To do:
Copy each line in the data that includes the word "ratio".

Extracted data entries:
..........
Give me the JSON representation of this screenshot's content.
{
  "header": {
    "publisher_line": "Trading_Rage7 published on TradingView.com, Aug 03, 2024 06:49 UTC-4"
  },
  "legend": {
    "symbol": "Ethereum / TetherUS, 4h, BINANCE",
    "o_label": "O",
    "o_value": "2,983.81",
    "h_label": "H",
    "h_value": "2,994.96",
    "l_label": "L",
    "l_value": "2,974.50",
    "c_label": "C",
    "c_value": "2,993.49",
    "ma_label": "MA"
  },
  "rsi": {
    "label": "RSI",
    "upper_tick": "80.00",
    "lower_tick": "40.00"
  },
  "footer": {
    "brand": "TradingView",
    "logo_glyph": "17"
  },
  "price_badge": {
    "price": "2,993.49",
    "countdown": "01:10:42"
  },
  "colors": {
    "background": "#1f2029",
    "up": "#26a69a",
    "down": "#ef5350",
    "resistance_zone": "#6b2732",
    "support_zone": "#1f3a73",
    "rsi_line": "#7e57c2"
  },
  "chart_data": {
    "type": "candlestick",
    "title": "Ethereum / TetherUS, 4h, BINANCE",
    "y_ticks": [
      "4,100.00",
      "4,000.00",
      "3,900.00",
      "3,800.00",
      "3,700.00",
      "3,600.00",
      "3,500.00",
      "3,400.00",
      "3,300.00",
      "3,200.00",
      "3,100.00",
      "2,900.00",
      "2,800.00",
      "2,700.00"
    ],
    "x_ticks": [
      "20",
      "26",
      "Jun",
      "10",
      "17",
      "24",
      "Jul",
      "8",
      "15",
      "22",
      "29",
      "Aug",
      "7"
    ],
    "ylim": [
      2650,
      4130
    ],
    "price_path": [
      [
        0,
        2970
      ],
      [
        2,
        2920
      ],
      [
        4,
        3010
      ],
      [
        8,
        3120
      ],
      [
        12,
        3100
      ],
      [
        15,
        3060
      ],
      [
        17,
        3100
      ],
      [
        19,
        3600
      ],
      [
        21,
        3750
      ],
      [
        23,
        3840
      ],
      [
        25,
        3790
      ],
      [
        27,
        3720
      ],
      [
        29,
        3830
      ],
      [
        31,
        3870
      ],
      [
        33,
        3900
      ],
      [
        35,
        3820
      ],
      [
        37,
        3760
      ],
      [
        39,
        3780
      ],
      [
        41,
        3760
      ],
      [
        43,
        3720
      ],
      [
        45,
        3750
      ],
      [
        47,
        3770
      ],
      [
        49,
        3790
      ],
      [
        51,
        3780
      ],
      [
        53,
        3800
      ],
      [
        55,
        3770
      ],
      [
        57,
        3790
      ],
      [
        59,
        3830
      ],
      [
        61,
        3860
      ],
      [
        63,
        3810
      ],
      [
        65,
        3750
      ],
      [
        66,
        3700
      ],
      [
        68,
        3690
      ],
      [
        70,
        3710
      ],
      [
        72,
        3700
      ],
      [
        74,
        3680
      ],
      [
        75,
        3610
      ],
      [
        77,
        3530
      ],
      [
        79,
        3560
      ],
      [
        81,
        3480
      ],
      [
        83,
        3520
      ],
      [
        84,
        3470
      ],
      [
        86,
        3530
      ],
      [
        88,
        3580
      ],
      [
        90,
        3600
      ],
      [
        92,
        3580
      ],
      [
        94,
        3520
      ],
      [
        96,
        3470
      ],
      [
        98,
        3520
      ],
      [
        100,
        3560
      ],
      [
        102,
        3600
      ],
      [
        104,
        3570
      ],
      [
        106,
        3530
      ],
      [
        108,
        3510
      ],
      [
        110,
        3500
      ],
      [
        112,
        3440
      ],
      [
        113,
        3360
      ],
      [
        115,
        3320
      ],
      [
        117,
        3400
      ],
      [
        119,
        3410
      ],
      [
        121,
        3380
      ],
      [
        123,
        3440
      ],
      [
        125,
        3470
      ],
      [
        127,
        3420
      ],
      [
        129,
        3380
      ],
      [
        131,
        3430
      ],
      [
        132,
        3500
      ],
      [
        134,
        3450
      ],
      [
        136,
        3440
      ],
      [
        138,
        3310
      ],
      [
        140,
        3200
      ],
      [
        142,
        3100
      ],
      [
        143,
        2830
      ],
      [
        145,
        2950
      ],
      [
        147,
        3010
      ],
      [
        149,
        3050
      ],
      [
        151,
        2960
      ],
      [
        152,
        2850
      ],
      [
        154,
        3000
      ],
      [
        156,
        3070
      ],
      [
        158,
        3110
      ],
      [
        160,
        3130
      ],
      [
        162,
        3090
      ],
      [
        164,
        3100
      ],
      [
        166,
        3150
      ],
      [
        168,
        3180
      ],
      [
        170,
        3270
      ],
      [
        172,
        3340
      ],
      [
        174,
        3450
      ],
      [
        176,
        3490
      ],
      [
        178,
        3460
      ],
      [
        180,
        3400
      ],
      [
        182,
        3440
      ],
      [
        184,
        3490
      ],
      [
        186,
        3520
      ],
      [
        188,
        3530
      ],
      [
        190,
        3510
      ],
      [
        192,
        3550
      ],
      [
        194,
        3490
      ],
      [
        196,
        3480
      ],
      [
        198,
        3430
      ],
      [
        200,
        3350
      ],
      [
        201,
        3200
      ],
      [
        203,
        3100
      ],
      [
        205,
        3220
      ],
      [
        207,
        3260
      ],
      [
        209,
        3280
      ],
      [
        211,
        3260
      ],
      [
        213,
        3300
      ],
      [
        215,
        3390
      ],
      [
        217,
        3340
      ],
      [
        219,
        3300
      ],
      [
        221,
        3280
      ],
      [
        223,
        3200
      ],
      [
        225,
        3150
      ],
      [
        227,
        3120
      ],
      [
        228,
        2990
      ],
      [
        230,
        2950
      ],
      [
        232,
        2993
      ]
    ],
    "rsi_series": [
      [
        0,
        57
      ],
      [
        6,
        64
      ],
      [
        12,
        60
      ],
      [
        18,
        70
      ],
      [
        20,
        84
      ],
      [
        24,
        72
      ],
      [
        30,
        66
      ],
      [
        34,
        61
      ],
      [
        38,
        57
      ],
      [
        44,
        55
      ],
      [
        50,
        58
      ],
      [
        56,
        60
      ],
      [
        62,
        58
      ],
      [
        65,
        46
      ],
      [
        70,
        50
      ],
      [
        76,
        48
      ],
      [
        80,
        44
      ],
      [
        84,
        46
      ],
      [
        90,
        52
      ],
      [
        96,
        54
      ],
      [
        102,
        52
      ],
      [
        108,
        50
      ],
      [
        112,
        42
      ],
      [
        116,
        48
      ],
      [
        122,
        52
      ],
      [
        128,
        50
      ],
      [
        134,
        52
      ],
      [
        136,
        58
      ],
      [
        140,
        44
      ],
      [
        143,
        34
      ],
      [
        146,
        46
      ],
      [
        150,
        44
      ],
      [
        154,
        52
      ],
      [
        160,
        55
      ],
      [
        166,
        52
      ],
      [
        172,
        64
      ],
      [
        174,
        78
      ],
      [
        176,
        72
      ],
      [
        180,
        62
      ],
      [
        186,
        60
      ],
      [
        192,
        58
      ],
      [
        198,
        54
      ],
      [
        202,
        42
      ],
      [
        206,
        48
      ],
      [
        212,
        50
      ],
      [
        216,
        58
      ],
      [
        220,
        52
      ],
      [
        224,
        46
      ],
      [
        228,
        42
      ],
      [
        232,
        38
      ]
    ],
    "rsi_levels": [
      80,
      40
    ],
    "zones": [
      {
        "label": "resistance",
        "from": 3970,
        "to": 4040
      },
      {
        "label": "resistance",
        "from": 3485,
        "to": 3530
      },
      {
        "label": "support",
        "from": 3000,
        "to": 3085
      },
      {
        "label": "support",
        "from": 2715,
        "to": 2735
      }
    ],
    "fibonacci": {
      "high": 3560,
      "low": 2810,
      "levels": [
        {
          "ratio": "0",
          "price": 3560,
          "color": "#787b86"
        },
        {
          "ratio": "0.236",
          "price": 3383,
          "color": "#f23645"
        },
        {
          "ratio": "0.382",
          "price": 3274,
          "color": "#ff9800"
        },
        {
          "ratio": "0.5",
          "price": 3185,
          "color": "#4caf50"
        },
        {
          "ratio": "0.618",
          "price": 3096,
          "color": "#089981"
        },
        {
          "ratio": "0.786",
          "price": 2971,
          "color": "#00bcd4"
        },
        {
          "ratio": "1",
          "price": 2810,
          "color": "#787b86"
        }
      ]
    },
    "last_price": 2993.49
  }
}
..........
Full answer:
          "ratio": "0",
          "ratio": "0.236",
          "ratio": "0.382",
          "ratio": "0.5",
          "ratio": "0.618",
          "ratio": "0.786",
          "ratio": "1",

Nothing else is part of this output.